::: TASK INPUT

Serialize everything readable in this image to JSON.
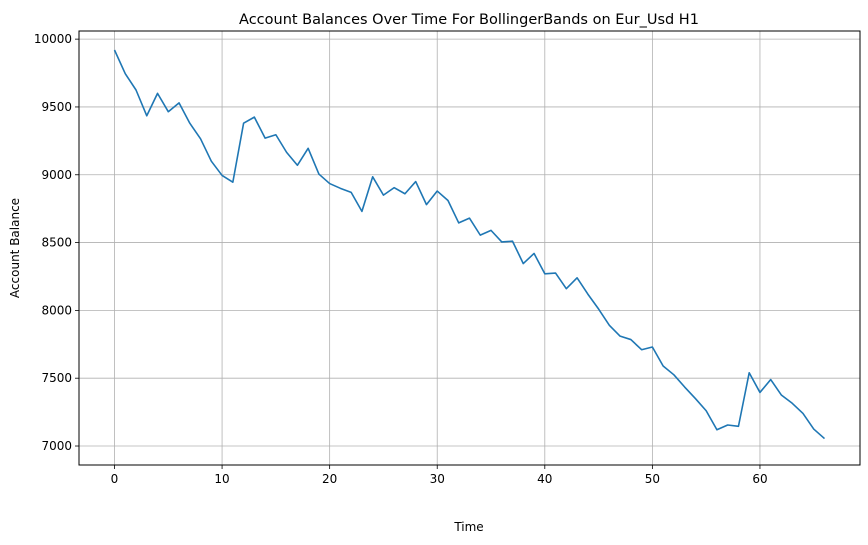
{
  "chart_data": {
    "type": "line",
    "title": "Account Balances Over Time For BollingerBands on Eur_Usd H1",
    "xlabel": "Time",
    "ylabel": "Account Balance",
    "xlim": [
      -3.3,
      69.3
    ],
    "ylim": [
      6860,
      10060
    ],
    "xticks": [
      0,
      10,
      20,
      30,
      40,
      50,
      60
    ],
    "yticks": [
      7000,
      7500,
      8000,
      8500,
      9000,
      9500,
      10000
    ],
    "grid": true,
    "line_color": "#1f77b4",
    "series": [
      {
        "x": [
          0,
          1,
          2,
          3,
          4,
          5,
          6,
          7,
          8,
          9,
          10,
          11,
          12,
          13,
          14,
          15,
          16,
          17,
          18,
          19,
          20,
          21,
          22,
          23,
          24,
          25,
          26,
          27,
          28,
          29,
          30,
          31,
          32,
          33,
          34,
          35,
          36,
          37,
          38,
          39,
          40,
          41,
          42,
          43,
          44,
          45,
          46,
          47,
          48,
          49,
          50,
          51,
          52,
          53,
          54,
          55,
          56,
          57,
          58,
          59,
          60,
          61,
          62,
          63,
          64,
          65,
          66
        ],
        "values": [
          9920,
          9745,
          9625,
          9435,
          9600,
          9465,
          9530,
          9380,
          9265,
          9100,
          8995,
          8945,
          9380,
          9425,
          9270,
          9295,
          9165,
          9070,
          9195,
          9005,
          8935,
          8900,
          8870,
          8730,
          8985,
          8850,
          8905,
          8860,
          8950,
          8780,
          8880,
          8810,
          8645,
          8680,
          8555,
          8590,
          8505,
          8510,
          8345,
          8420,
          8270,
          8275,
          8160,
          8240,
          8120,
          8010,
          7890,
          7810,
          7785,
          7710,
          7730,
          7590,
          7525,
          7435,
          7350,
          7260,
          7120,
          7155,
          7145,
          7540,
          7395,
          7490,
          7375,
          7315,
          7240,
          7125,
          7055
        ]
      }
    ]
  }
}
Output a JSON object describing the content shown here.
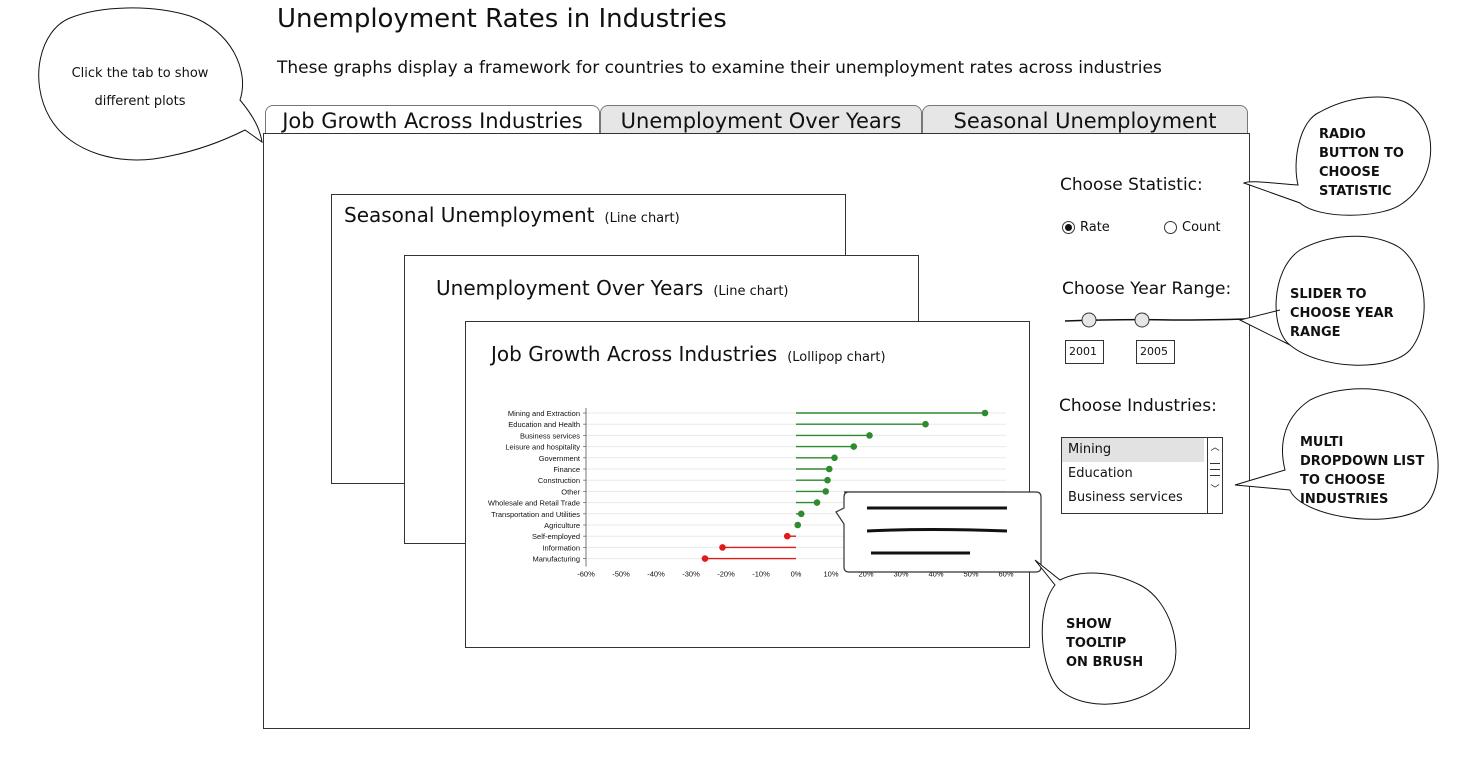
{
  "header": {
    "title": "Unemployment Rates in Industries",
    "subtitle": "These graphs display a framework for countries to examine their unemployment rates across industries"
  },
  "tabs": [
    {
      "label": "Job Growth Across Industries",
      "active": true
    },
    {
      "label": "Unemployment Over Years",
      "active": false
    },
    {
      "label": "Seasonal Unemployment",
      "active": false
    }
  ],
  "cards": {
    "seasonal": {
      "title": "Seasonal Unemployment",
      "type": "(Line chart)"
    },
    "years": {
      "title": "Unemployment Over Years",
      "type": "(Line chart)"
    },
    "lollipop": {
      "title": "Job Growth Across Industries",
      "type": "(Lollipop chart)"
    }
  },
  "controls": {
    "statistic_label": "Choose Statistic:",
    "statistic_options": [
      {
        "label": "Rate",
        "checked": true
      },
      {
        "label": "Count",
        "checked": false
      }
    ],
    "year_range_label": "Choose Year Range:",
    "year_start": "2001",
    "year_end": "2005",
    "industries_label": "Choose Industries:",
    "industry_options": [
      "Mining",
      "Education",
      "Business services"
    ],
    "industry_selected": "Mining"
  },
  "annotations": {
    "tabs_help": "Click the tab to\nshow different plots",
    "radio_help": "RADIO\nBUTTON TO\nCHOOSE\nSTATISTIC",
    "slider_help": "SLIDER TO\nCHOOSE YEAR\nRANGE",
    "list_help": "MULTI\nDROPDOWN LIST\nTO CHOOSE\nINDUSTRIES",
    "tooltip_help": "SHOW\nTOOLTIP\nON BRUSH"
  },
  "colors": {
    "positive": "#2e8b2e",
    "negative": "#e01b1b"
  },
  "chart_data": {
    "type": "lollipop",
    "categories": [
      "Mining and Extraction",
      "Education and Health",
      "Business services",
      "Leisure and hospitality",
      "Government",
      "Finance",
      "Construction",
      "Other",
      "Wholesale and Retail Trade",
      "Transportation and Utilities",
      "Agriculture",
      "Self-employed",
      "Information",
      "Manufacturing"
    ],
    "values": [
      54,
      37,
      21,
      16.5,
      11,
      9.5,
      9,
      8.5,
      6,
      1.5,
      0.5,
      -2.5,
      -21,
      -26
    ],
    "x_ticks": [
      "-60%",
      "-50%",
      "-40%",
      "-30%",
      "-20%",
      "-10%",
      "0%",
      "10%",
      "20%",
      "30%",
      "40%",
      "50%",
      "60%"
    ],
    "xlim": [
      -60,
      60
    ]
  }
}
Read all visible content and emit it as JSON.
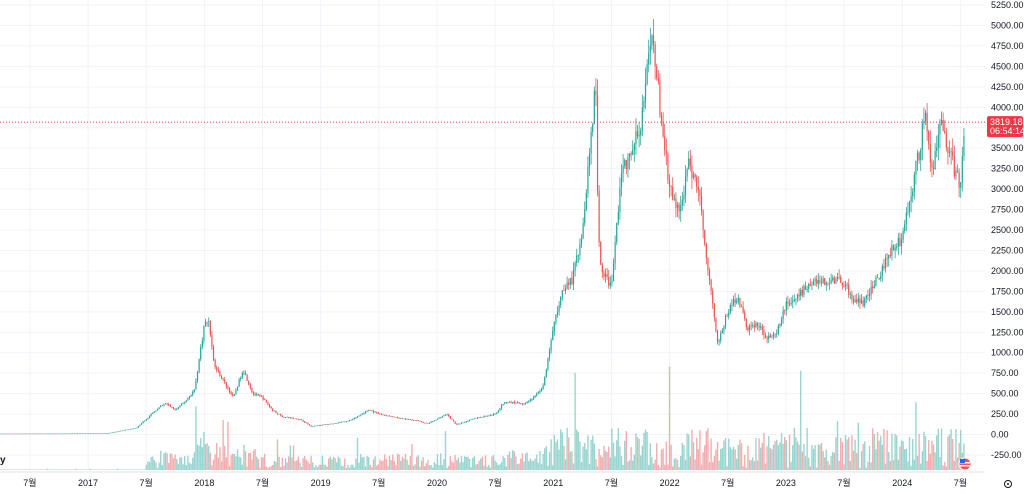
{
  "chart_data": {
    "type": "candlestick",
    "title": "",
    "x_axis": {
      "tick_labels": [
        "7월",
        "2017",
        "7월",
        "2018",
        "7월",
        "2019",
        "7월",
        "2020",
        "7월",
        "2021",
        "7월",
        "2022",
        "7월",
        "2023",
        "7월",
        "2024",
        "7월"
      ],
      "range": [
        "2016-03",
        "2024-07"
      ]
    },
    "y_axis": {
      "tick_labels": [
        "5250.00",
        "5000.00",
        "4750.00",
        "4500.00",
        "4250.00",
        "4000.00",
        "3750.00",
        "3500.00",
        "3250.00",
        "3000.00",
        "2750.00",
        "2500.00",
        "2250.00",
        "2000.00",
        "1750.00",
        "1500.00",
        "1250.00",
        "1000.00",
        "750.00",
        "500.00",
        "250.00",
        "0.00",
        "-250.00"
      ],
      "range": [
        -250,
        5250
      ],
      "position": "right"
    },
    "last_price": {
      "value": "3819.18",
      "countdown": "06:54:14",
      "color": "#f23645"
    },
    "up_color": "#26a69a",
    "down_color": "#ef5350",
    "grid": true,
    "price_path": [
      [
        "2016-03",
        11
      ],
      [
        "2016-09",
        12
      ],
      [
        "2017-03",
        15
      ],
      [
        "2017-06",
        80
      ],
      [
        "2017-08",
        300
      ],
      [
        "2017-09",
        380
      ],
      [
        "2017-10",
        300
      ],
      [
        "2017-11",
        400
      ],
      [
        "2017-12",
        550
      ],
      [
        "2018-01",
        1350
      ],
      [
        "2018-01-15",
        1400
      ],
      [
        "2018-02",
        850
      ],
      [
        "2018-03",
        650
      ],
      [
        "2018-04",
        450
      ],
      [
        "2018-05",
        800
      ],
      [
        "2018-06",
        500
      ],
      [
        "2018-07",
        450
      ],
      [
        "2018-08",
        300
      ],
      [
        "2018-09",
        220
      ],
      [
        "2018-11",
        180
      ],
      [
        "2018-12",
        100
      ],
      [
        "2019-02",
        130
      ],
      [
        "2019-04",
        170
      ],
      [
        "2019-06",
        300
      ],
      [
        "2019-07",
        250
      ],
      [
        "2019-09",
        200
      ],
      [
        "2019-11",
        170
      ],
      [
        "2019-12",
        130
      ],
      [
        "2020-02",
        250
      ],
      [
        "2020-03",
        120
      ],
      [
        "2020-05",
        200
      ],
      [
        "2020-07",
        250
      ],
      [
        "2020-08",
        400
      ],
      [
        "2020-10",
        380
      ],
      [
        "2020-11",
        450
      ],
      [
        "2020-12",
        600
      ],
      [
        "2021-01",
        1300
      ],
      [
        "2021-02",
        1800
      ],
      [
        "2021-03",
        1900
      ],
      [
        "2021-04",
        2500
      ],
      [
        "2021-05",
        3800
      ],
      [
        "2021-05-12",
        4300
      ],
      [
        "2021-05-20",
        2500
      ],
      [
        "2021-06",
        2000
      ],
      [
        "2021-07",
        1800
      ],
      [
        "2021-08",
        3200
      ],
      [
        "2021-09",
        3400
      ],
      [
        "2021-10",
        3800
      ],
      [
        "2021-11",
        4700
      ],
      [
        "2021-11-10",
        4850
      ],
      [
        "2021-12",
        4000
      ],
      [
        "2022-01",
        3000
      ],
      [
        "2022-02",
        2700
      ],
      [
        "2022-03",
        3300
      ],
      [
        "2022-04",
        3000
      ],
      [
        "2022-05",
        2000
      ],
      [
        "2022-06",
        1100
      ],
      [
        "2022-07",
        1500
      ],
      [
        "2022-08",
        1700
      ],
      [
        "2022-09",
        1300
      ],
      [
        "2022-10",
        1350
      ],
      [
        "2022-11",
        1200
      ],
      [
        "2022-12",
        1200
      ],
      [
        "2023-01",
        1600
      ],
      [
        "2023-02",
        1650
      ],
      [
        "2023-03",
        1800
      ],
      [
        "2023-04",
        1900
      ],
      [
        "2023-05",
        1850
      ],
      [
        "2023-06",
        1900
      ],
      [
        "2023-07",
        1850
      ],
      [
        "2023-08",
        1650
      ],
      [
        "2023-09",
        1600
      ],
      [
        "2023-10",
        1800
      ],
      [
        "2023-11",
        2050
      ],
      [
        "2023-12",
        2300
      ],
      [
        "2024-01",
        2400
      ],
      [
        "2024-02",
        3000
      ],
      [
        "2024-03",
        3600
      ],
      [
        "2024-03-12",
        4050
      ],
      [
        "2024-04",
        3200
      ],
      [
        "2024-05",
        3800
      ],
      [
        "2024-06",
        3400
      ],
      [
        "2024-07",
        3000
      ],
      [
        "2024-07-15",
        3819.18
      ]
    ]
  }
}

::::::

__SET TASK__:
Each line of the material that holds the string "JSON" counts once; give the total alone.

__RESULT__:
3